| Requirements |
Repeat each line exactly as it is written.

| Records for the task |
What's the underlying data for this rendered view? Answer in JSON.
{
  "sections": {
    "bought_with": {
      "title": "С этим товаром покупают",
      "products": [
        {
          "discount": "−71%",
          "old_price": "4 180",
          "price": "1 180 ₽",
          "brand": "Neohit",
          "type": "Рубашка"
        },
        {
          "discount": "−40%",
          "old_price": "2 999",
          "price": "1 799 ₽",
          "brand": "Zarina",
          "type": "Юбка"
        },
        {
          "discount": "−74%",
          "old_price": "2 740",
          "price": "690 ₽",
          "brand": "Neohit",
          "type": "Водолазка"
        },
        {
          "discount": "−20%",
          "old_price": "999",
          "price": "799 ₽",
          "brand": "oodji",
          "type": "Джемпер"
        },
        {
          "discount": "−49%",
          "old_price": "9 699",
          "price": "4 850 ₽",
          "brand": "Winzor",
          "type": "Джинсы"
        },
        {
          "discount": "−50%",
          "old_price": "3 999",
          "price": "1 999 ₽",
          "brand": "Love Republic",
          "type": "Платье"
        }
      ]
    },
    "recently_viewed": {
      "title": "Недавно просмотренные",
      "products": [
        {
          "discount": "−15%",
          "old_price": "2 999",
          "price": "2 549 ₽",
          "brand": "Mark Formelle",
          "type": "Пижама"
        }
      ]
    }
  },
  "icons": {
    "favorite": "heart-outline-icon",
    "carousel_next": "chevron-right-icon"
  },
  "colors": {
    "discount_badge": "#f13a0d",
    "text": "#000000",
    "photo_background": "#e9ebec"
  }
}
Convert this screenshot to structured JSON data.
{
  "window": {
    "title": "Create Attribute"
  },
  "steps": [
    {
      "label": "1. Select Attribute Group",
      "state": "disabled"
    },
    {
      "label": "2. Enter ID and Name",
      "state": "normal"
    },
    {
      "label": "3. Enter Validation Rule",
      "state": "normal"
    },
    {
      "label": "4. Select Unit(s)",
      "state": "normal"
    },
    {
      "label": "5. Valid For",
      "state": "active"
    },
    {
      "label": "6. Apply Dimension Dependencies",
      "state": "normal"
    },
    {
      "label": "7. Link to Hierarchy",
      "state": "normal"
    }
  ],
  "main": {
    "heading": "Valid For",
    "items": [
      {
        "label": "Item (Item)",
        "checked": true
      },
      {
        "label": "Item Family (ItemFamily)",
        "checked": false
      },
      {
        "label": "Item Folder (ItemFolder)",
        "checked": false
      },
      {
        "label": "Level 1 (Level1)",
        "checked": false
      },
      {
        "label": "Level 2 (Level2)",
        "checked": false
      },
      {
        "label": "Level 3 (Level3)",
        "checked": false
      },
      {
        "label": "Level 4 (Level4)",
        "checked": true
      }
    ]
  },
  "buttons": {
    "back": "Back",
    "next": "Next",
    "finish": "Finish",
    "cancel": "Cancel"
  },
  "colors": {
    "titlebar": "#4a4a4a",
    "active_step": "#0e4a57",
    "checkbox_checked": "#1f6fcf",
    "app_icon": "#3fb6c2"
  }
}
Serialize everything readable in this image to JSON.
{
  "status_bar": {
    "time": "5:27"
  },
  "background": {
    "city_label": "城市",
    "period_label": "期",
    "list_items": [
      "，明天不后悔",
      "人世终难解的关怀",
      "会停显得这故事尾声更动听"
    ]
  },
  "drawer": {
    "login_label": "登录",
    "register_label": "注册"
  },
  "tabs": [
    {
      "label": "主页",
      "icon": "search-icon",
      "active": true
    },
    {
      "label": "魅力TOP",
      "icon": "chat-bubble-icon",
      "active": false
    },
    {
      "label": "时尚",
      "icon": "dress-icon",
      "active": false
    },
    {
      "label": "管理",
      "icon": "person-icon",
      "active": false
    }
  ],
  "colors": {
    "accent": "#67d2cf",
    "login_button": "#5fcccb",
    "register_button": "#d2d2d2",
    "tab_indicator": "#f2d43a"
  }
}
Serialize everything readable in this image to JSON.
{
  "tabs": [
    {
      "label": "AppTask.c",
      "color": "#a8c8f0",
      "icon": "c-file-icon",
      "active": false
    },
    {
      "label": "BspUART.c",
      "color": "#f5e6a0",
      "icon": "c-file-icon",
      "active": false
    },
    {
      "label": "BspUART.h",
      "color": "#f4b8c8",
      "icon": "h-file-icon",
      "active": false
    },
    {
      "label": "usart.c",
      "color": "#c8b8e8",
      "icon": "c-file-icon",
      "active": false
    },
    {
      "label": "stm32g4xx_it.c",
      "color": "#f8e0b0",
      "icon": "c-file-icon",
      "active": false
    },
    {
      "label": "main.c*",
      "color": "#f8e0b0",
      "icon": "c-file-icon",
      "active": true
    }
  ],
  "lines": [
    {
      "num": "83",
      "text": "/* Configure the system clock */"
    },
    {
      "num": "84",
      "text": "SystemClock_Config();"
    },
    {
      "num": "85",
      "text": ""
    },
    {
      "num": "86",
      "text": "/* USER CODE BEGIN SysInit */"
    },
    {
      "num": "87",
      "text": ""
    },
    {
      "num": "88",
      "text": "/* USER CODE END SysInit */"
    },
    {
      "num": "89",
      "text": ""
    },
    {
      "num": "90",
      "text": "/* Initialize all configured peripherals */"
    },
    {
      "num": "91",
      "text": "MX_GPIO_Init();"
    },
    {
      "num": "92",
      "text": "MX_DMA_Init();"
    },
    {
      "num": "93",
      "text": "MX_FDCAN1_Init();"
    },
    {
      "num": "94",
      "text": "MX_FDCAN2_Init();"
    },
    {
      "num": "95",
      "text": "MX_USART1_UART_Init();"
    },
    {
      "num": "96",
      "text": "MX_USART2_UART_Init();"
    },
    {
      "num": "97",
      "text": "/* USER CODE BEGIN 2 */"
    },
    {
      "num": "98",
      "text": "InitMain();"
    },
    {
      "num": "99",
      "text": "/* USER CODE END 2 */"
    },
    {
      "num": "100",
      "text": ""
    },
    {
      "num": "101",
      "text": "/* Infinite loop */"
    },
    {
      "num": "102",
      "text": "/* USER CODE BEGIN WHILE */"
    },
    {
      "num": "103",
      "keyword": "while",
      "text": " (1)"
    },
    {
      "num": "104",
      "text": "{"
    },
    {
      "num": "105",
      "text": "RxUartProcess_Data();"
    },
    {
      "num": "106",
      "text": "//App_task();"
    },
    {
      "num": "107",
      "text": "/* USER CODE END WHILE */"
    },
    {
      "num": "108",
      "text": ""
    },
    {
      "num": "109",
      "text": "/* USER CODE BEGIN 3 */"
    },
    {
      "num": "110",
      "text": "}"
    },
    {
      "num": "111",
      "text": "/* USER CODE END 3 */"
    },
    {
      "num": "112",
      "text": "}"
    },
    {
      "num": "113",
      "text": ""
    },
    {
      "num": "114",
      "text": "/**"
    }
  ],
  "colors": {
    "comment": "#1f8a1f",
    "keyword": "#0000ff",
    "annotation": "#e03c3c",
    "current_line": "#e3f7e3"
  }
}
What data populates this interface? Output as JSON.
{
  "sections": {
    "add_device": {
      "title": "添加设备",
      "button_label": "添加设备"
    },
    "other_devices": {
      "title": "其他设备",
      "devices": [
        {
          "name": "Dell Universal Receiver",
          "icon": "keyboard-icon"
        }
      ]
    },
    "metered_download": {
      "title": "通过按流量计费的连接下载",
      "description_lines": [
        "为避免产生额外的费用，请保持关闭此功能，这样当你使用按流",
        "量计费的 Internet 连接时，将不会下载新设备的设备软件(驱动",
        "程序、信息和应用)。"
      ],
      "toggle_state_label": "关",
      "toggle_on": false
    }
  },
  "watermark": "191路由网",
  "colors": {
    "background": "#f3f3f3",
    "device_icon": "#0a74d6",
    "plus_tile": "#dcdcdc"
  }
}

| Response to this task |
What's the underlying data for this rendered view? Answer in JSON.
{
  "sections": {
    "bought_with": {
      "title": "С этим товаром покупают",
      "products": [
        {
          "discount": "−71%",
          "old_price": "4 180",
          "price": "1 180 ₽",
          "brand": "Neohit",
          "type": "Рубашка"
        },
        {
          "discount": "−40%",
          "old_price": "2 999",
          "price": "1 799 ₽",
          "brand": "Zarina",
          "type": "Юбка"
        },
        {
          "discount": "−74%",
          "old_price": "2 740",
          "price": "690 ₽",
          "brand": "Neohit",
          "type": "Водолазка"
        },
        {
          "discount": "−20%",
          "old_price": "999",
          "price": "799 ₽",
          "brand": "oodji",
          "type": "Джемпер"
        },
        {
          "discount": "−49%",
          "old_price": "9 699",
          "price": "4 850 ₽",
          "brand": "Winzor",
          "type": "Джинсы"
        },
        {
          "discount": "−50%",
          "old_price": "3 999",
          "price": "1 999 ₽",
          "brand": "Love Republic",
          "type": "Платье"
        }
      ]
    },
    "recently_viewed": {
      "title": "Недавно просмотренные",
      "products": [
        {
          "discount": "−15%",
          "old_price": "2 999",
          "price": "2 549 ₽",
          "brand": "Mark Formelle",
          "type": "Пижама"
        }
      ]
    }
  },
  "icons": {
    "favorite": "heart-outline-icon",
    "carousel_next": "chevron-right-icon"
  },
  "colors": {
    "discount_badge": "#f13a0d",
    "text": "#000000",
    "photo_background": "#e9ebec"
  }
}
Convert this screenshot to structured JSON data.
{
  "window": {
    "title": "Create Attribute"
  },
  "steps": [
    {
      "label": "1. Select Attribute Group",
      "state": "disabled"
    },
    {
      "label": "2. Enter ID and Name",
      "state": "normal"
    },
    {
      "label": "3. Enter Validation Rule",
      "state": "normal"
    },
    {
      "label": "4. Select Unit(s)",
      "state": "normal"
    },
    {
      "label": "5. Valid For",
      "state": "active"
    },
    {
      "label": "6. Apply Dimension Dependencies",
      "state": "normal"
    },
    {
      "label": "7. Link to Hierarchy",
      "state": "normal"
    }
  ],
  "main": {
    "heading": "Valid For",
    "items": [
      {
        "label": "Item (Item)",
        "checked": true
      },
      {
        "label": "Item Family (ItemFamily)",
        "checked": false
      },
      {
        "label": "Item Folder (ItemFolder)",
        "checked": false
      },
      {
        "label": "Level 1 (Level1)",
        "checked": false
      },
      {
        "label": "Level 2 (Level2)",
        "checked": false
      },
      {
        "label": "Level 3 (Level3)",
        "checked": false
      },
      {
        "label": "Level 4 (Level4)",
        "checked": true
      }
    ]
  },
  "buttons": {
    "back": "Back",
    "next": "Next",
    "finish": "Finish",
    "cancel": "Cancel"
  },
  "colors": {
    "titlebar": "#4a4a4a",
    "active_step": "#0e4a57",
    "checkbox_checked": "#1f6fcf",
    "app_icon": "#3fb6c2"
  }
}
Serialize everything readable in this image to JSON.
{
  "status_bar": {
    "time": "5:27"
  },
  "background": {
    "city_label": "城市",
    "period_label": "期",
    "list_items": [
      "，明天不后悔",
      "人世终难解的关怀",
      "会停显得这故事尾声更动听"
    ]
  },
  "drawer": {
    "login_label": "登录",
    "register_label": "注册"
  },
  "tabs": [
    {
      "label": "主页",
      "icon": "search-icon",
      "active": true
    },
    {
      "label": "魅力TOP",
      "icon": "chat-bubble-icon",
      "active": false
    },
    {
      "label": "时尚",
      "icon": "dress-icon",
      "active": false
    },
    {
      "label": "管理",
      "icon": "person-icon",
      "active": false
    }
  ],
  "colors": {
    "accent": "#67d2cf",
    "login_button": "#5fcccb",
    "register_button": "#d2d2d2",
    "tab_indicator": "#f2d43a"
  }
}
Serialize everything readable in this image to JSON.
{
  "tabs": [
    {
      "label": "AppTask.c",
      "color": "#a8c8f0",
      "icon": "c-file-icon",
      "active": false
    },
    {
      "label": "BspUART.c",
      "color": "#f5e6a0",
      "icon": "c-file-icon",
      "active": false
    },
    {
      "label": "BspUART.h",
      "color": "#f4b8c8",
      "icon": "h-file-icon",
      "active": false
    },
    {
      "label": "usart.c",
      "color": "#c8b8e8",
      "icon": "c-file-icon",
      "active": false
    },
    {
      "label": "stm32g4xx_it.c",
      "color": "#f8e0b0",
      "icon": "c-file-icon",
      "active": false
    },
    {
      "label": "main.c*",
      "color": "#f8e0b0",
      "icon": "c-file-icon",
      "active": true
    }
  ],
  "lines": [
    {
      "num": "83",
      "text": "/* Configure the system clock */"
    },
    {
      "num": "84",
      "text": "SystemClock_Config();"
    },
    {
      "num": "85",
      "text": ""
    },
    {
      "num": "86",
      "text": "/* USER CODE BEGIN SysInit */"
    },
    {
      "num": "87",
      "text": ""
    },
    {
      "num": "88",
      "text": "/* USER CODE END SysInit */"
    },
    {
      "num": "89",
      "text": ""
    },
    {
      "num": "90",
      "text": "/* Initialize all configured peripherals */"
    },
    {
      "num": "91",
      "text": "MX_GPIO_Init();"
    },
    {
      "num": "92",
      "text": "MX_DMA_Init();"
    },
    {
      "num": "93",
      "text": "MX_FDCAN1_Init();"
    },
    {
      "num": "94",
      "text": "MX_FDCAN2_Init();"
    },
    {
      "num": "95",
      "text": "MX_USART1_UART_Init();"
    },
    {
      "num": "96",
      "text": "MX_USART2_UART_Init();"
    },
    {
      "num": "97",
      "text": "/* USER CODE BEGIN 2 */"
    },
    {
      "num": "98",
      "text": "InitMain();"
    },
    {
      "num": "99",
      "text": "/* USER CODE END 2 */"
    },
    {
      "num": "100",
      "text": ""
    },
    {
      "num": "101",
      "text": "/* Infinite loop */"
    },
    {
      "num": "102",
      "text": "/* USER CODE BEGIN WHILE */"
    },
    {
      "num": "103",
      "keyword": "while",
      "text": " (1)"
    },
    {
      "num": "104",
      "text": "{"
    },
    {
      "num": "105",
      "text": "RxUartProcess_Data();"
    },
    {
      "num": "106",
      "text": "//App_task();"
    },
    {
      "num": "107",
      "text": "/* USER CODE END WHILE */"
    },
    {
      "num": "108",
      "text": ""
    },
    {
      "num": "109",
      "text": "/* USER CODE BEGIN 3 */"
    },
    {
      "num": "110",
      "text": "}"
    },
    {
      "num": "111",
      "text": "/* USER CODE END 3 */"
    },
    {
      "num": "112",
      "text": "}"
    },
    {
      "num": "113",
      "text": ""
    },
    {
      "num": "114",
      "text": "/**"
    }
  ],
  "colors": {
    "comment": "#1f8a1f",
    "keyword": "#0000ff",
    "annotation": "#e03c3c",
    "current_line": "#e3f7e3"
  }
}
What data populates this interface? Output as JSON.
{
  "sections": {
    "add_device": {
      "title": "添加设备",
      "button_label": "添加设备"
    },
    "other_devices": {
      "title": "其他设备",
      "devices": [
        {
          "name": "Dell Universal Receiver",
          "icon": "keyboard-icon"
        }
      ]
    },
    "metered_download": {
      "title": "通过按流量计费的连接下载",
      "description_lines": [
        "为避免产生额外的费用，请保持关闭此功能，这样当你使用按流",
        "量计费的 Internet 连接时，将不会下载新设备的设备软件(驱动",
        "程序、信息和应用)。"
      ],
      "toggle_state_label": "关",
      "toggle_on": false
    }
  },
  "watermark": "191路由网",
  "colors": {
    "background": "#f3f3f3",
    "device_icon": "#0a74d6",
    "plus_tile": "#dcdcdc"
  }
}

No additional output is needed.